### Task list
1. Translate this sentence from the al Qaeda passage into Spanish: "And the Enlightenment should not take the rap for any of them."
2. Reproduce everything in the al Qaeda passage from "Second, Gray makes" down to "any of them.".

### Text block
######

Second, Gray makes much of al Qaeda's use of technology like the Internet. But Al Qaeda's use of technology no more links them to the modern, or modernism, or the Enlightenment, than the innovative use of gunpowder in combat, nearly a thousand years ago, by al Qaeda's predecessors in murderous religious irredentism, Christian as well as Muslim.
Third, Gray is right to say that important aspects of al Qaeda's ideology resemble those of 20th century movements like Stalinism and Nazism. But he overlooks the extent to which both Nazism and Stalinism have their roots in essentially religious and statist authoritarianisms that long pre-date the last few centuries: Nazism, Stalinism and al-Qaeda all have important common ancestors which are much older than modernity, or modernism. And the Enlightenment should not take the rap for any of them.

######

### Data lines
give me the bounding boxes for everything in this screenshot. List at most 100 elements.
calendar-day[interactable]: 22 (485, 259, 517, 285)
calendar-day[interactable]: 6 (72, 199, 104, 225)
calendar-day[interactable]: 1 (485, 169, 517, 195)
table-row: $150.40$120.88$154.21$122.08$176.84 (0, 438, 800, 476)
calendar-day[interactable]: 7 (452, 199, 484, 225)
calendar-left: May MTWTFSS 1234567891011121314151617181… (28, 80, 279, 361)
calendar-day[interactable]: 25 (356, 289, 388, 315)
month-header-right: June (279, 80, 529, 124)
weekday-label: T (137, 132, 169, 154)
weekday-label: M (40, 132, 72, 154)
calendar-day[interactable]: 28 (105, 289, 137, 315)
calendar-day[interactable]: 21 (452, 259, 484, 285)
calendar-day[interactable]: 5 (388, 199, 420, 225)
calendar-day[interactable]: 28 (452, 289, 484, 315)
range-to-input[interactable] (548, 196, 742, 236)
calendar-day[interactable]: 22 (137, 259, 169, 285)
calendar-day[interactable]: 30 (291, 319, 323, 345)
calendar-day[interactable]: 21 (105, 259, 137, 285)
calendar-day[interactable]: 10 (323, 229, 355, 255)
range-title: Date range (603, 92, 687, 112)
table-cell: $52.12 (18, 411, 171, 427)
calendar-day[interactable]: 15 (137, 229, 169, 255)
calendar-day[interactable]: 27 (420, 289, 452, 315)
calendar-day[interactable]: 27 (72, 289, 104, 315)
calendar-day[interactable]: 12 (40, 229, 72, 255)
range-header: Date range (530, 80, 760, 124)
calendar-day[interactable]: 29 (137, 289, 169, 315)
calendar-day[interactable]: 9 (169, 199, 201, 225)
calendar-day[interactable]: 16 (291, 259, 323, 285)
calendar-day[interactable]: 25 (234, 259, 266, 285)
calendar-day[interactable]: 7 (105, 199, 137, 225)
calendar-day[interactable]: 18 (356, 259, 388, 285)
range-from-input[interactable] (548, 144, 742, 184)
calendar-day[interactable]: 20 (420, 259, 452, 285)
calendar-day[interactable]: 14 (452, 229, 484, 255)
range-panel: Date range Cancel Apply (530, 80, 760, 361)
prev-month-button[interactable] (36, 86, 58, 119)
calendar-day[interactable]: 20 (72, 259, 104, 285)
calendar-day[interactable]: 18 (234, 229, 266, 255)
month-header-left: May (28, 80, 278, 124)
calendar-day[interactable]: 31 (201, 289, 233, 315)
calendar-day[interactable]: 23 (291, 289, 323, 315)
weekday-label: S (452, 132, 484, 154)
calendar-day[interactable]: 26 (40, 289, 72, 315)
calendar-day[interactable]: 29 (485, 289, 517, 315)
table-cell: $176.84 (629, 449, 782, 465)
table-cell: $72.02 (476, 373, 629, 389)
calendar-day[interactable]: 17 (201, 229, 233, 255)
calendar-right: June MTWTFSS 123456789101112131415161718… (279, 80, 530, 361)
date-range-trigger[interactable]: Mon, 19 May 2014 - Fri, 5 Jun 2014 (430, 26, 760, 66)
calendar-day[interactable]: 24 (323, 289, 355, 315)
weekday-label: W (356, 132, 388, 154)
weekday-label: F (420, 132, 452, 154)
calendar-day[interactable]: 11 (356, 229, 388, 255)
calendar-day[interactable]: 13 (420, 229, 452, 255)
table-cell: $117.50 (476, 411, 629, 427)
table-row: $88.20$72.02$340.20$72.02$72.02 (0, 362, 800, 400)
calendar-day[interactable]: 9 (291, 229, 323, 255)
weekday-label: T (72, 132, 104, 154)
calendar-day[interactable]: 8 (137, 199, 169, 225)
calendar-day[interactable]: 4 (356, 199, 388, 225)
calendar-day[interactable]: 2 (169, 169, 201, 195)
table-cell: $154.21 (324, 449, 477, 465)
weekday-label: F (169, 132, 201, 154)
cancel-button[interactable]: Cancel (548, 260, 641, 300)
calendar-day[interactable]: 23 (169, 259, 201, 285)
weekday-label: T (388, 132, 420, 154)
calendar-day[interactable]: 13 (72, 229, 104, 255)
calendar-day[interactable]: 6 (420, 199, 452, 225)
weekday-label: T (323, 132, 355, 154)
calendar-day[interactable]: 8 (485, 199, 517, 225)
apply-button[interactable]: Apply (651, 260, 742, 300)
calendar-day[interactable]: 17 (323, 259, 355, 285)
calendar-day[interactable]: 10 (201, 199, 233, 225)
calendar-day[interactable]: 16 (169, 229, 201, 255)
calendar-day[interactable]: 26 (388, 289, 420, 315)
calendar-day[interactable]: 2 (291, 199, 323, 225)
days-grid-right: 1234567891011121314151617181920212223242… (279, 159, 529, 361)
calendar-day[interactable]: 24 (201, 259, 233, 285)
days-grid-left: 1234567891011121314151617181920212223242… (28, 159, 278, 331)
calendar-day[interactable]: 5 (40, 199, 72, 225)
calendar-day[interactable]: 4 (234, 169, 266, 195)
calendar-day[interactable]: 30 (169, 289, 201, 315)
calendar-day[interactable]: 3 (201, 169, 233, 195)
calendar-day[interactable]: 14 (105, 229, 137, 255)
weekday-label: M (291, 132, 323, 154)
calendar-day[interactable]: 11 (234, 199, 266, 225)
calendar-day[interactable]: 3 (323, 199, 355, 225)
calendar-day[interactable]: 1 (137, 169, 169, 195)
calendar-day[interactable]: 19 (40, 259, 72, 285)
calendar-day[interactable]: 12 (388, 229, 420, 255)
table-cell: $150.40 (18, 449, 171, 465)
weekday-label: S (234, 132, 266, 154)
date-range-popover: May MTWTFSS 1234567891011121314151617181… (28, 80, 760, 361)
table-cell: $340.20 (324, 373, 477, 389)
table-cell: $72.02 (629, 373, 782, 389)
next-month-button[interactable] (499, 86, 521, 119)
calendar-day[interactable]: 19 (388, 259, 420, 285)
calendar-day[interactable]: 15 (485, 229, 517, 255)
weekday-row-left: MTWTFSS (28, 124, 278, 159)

######

### Results for each task
1. Y la Ilustración no debería cargar con la culpa de ninguno de ellos.

2.
Second, Gray makes much of al Qaeda's use of technology like the Internet. But Al Qaeda's use of technology no more links them to the modern, or modernism, or the Enlightenment, than the innovative use of gunpowder in combat, nearly a thousand years ago, by al Qaeda's predecessors in murderous religious irredentism, Christian as well as Muslim.
Third, Gray is right to say that important aspects of al Qaeda's ideology resemble those of 20th century movements like Stalinism and Nazism. But he overlooks the extent to which both Nazism and Stalinism have their roots in essentially religious and statist authoritarianisms that long pre-date the last few centuries: Nazism, Stalinism and al-Qaeda all have important common ancestors which are much older than modernity, or modernism. And the Enlightenment should not take the rap for any of them.